:: Data for processing
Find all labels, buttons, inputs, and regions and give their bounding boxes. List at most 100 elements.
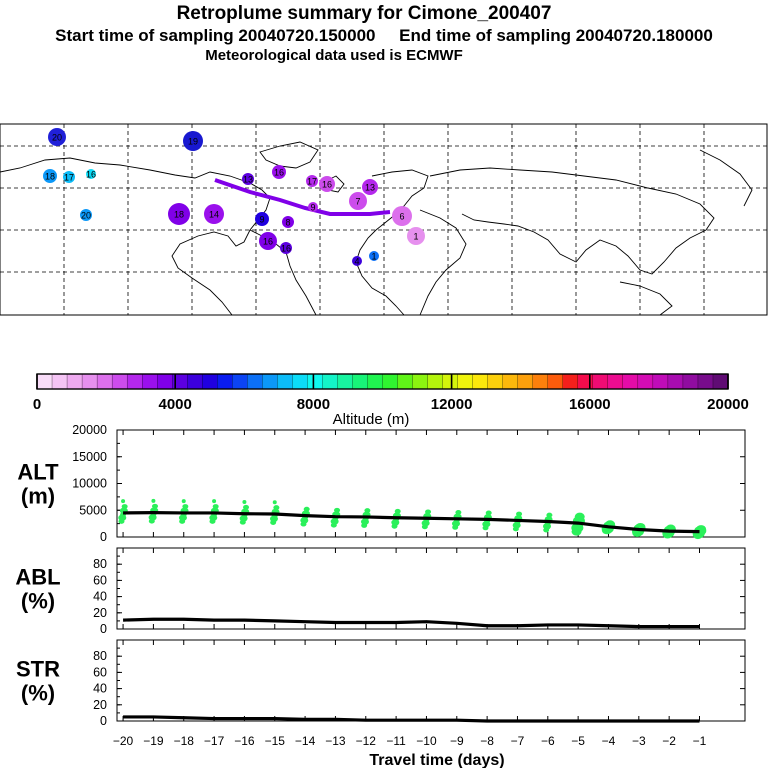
::::
:: Data for processing
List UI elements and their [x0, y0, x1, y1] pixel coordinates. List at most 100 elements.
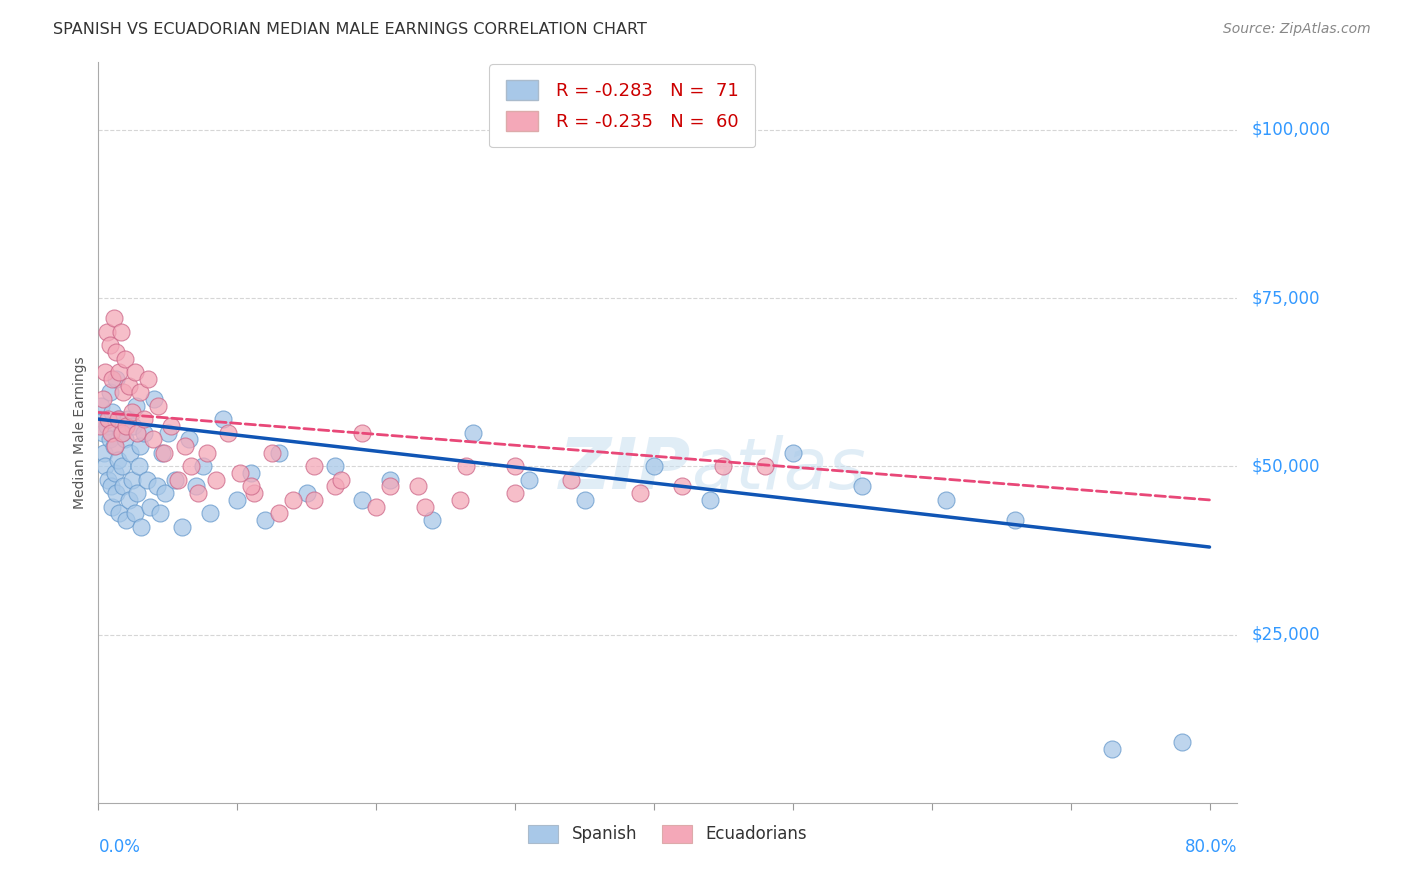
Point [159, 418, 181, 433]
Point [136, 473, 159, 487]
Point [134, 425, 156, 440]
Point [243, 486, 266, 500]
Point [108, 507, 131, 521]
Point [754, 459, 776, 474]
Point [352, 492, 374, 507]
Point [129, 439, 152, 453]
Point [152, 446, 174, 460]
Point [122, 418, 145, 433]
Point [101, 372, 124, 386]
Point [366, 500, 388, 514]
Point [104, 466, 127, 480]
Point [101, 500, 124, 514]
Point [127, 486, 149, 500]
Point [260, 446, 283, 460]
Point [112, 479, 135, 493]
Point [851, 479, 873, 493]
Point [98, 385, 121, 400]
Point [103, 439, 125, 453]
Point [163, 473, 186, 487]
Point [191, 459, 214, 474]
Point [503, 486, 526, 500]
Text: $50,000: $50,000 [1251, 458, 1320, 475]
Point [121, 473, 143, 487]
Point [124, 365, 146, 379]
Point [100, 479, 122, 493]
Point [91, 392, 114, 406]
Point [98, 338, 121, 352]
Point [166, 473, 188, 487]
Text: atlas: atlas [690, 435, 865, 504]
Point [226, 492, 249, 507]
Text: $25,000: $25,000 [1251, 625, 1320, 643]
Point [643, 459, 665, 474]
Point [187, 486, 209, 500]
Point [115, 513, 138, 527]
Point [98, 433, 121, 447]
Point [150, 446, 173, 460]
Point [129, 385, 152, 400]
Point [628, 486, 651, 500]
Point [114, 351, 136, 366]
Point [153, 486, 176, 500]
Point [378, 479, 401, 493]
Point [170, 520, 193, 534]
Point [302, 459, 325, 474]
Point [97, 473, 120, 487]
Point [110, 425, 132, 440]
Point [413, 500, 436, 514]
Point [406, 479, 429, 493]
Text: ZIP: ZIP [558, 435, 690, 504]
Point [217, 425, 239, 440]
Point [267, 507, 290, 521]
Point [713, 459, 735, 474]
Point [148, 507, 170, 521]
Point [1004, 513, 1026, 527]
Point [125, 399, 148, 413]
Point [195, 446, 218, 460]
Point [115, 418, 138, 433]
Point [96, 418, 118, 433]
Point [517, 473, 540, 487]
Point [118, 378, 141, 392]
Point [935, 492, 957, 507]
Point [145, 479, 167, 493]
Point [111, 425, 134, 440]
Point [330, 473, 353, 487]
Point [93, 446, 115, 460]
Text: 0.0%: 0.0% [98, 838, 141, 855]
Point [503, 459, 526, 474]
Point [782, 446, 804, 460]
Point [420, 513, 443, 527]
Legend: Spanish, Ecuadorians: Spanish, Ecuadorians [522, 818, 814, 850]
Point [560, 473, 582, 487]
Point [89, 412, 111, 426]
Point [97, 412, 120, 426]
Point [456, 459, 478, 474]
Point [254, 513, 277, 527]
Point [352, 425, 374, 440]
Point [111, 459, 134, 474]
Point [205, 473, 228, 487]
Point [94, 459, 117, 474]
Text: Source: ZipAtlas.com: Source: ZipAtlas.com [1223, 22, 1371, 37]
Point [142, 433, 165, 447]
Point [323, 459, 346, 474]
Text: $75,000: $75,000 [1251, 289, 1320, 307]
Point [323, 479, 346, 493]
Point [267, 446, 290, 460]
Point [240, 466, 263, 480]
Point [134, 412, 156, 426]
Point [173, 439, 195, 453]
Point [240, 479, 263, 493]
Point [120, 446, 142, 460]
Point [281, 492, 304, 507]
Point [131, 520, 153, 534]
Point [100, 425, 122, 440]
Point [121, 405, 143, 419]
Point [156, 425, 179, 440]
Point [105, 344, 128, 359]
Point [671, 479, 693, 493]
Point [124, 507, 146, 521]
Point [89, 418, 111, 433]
::::
#### [Written exercise]
Rewrite the part of the items that opens with the line containing "List UI elements" and closes with the line containing "Text: ZIP: ZIP [558, 435, 690, 504]" as a Markdown table with the columns Row and Line. Number each line in order, and leave out blank lines and pictures.

#### [Solution to the problem]
| Row | Line |
|---|---|
| 1 | List UI elements and their [x0, y0, x1, y1] pixel coordinates. List at most 100 elements. |
| 2 | Point [159, 418, 181, 433] |
| 3 | Point [136, 473, 159, 487] |
| 4 | Point [134, 425, 156, 440] |
| 5 | Point [243, 486, 266, 500] |
| 6 | Point [108, 507, 131, 521] |
| 7 | Point [754, 459, 776, 474] |
| 8 | Point [352, 492, 374, 507] |
| 9 | Point [129, 439, 152, 453] |
| 10 | Point [152, 446, 174, 460] |
| 11 | Point [122, 418, 145, 433] |
| 12 | Point [101, 372, 124, 386] |
| 13 | Point [366, 500, 388, 514] |
| 14 | Point [104, 466, 127, 480] |
| 15 | Point [101, 500, 124, 514] |
| 16 | Point [127, 486, 149, 500] |
| 17 | Point [260, 446, 283, 460] |
| 18 | Point [112, 479, 135, 493] |
| 19 | Point [851, 479, 873, 493] |
| 20 | Point [98, 385, 121, 400] |
| 21 | Point [103, 439, 125, 453] |
| 22 | Point [163, 473, 186, 487] |
| 23 | Point [191, 459, 214, 474] |
| 24 | Point [503, 486, 526, 500] |
| 25 | Text: $50,000: $50,000 [1251, 458, 1320, 475] |
| 26 | Point [121, 473, 143, 487] |
| 27 | Point [124, 365, 146, 379] |
| 28 | Point [100, 479, 122, 493] |
| 29 | Point [91, 392, 114, 406] |
| 30 | Point [98, 338, 121, 352] |
| 31 | Point [166, 473, 188, 487] |
| 32 | Text: atlas: atlas [690, 435, 865, 504] |
| 33 | Point [226, 492, 249, 507] |
| 34 | Text: $25,000: $25,000 [1251, 625, 1320, 643] |
| 35 | Point [643, 459, 665, 474] |
| 36 | Point [187, 486, 209, 500] |
| 37 | Point [115, 513, 138, 527] |
| 38 | Point [98, 433, 121, 447] |
| 39 | Point [150, 446, 173, 460] |
| 40 | Point [129, 385, 152, 400] |
| 41 | Point [628, 486, 651, 500] |
| 42 | Point [114, 351, 136, 366] |
| 43 | Point [153, 486, 176, 500] |
| 44 | Point [378, 479, 401, 493] |
| 45 | Point [170, 520, 193, 534] |
| 46 | Point [302, 459, 325, 474] |
| 47 | Point [97, 473, 120, 487] |
| 48 | Point [110, 425, 132, 440] |
| 49 | Point [413, 500, 436, 514] |
| 50 | Point [406, 479, 429, 493] |
| 51 | Text: ZIP: ZIP [558, 435, 690, 504] |